- [STATED TASK]: Tally how many lines hold the string "from". Your reply should be that number alone.

(Dataset records)

++++++++++

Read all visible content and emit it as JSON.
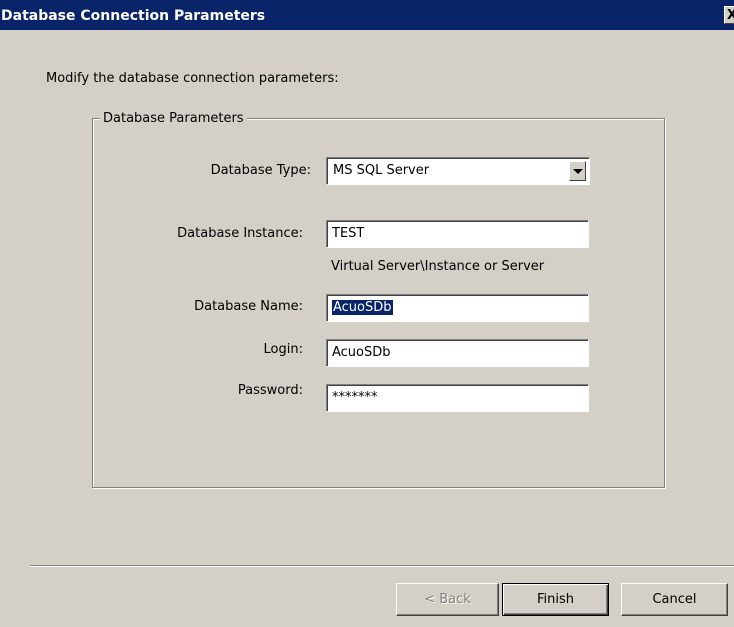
{
  "window": {
    "title": "Database Connection Parameters",
    "close_glyph": "X"
  },
  "instruction": "Modify the database connection parameters:",
  "group": {
    "legend": "Database Parameters",
    "database_type": {
      "label": "Database Type:",
      "value": "MS SQL Server"
    },
    "database_instance": {
      "label": "Database Instance:",
      "value": "TEST",
      "hint": "Virtual Server\\Instance  or  Server"
    },
    "database_name": {
      "label": "Database Name:",
      "value": "AcuoSDb"
    },
    "login": {
      "label": "Login:",
      "value": "AcuoSDb"
    },
    "password": {
      "label": "Password:",
      "value": "*******"
    }
  },
  "buttons": {
    "back": "< Back",
    "finish": "Finish",
    "cancel": "Cancel"
  },
  "colors": {
    "titlebar": "#0a246a",
    "dialog_background": "#d4d0c8",
    "selection": "#0a246a"
  },
  "icons": {
    "close": "close-icon",
    "dropdown": "chevron-down-icon"
  }
}
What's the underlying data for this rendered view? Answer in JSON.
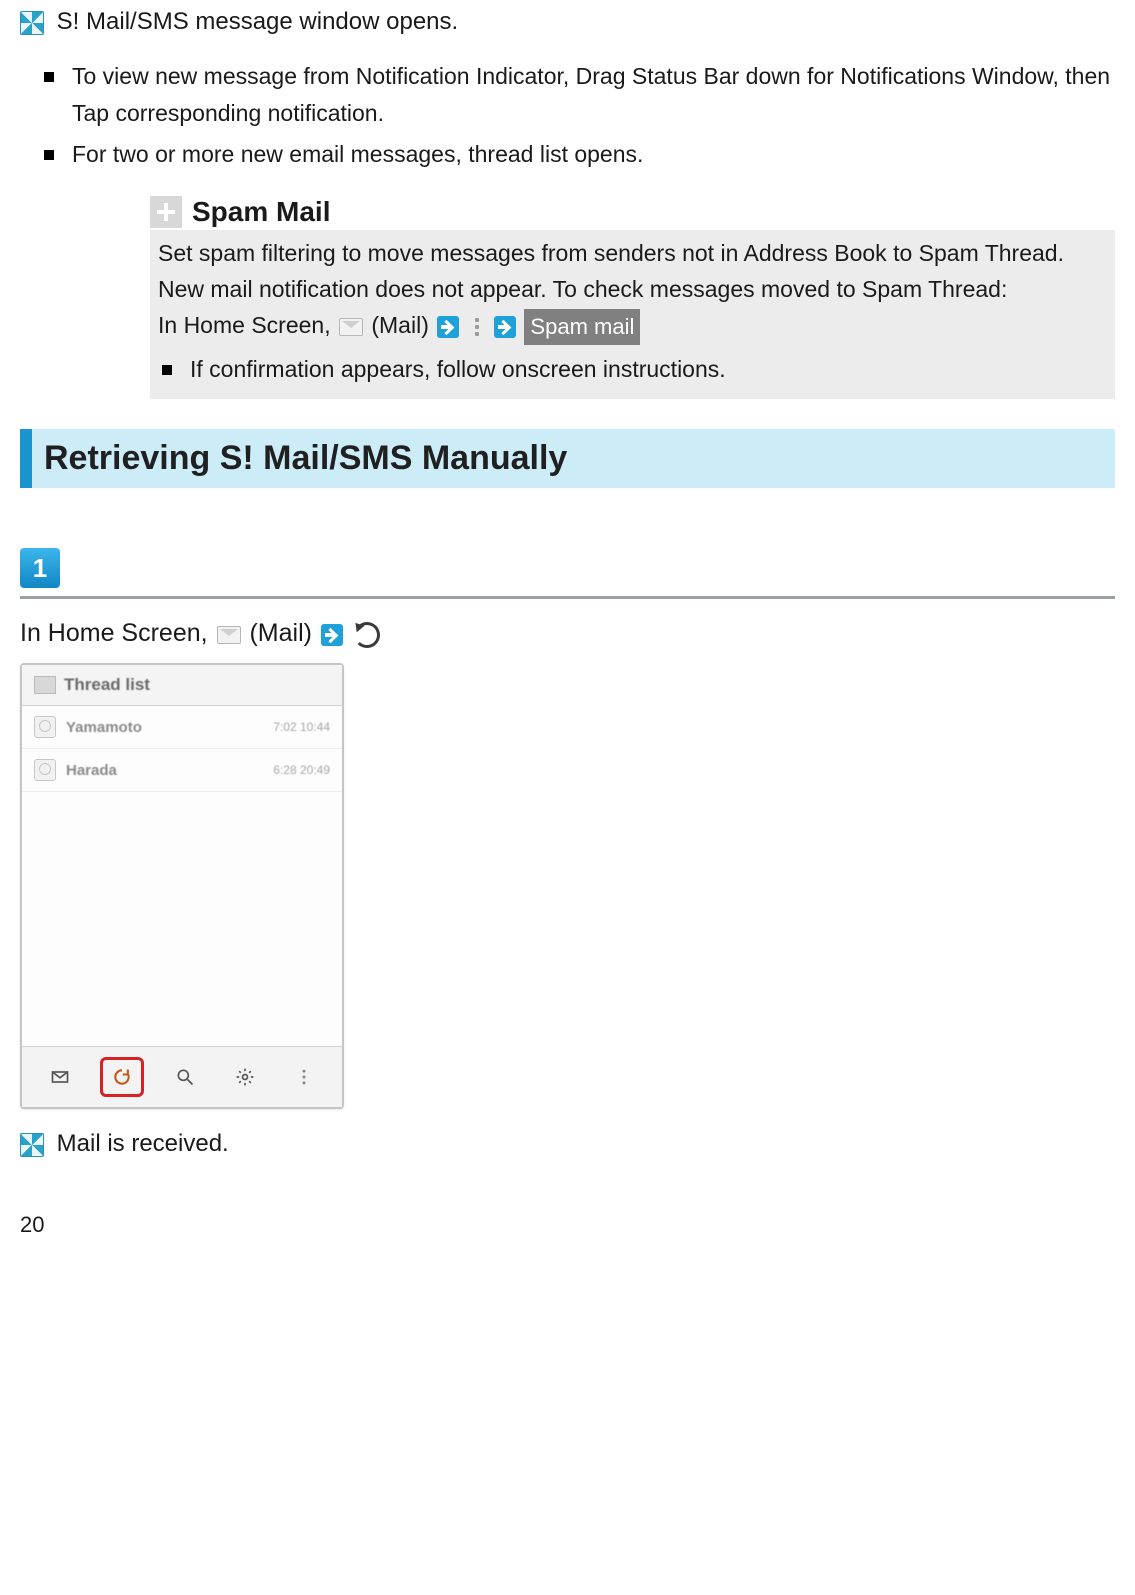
{
  "intro": {
    "result_line": "S! Mail/SMS message window opens.",
    "bullets": [
      "To view new message from Notification Indicator, Drag Status Bar down for Notifications Window, then Tap corresponding notification.",
      "For two or more new email messages, thread list opens."
    ]
  },
  "tip": {
    "title": "Spam Mail",
    "body_line1": "Set spam filtering to move messages from senders not in Address Book to Spam Thread. New mail notification does not appear. To check messages moved to Spam Thread:",
    "path_prefix": "In Home Screen, ",
    "path_mail_label": " (Mail)",
    "spam_button_label": "Spam mail",
    "sub_bullets": [
      "If confirmation appears, follow onscreen instructions."
    ]
  },
  "section": {
    "heading": "Retrieving S! Mail/SMS Manually"
  },
  "step1": {
    "number": "1",
    "text_prefix": "In Home Screen, ",
    "text_mail_label": " (Mail)"
  },
  "phone": {
    "header": "Thread list",
    "rows": [
      {
        "name": "Yamamoto",
        "time": "7:02 10:44"
      },
      {
        "name": "Harada",
        "time": "6:28 20:49"
      }
    ]
  },
  "step1_result": "Mail is received.",
  "page_number": "20"
}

++++++++++

- [OUTPUT OF THE EXERCISE]: 2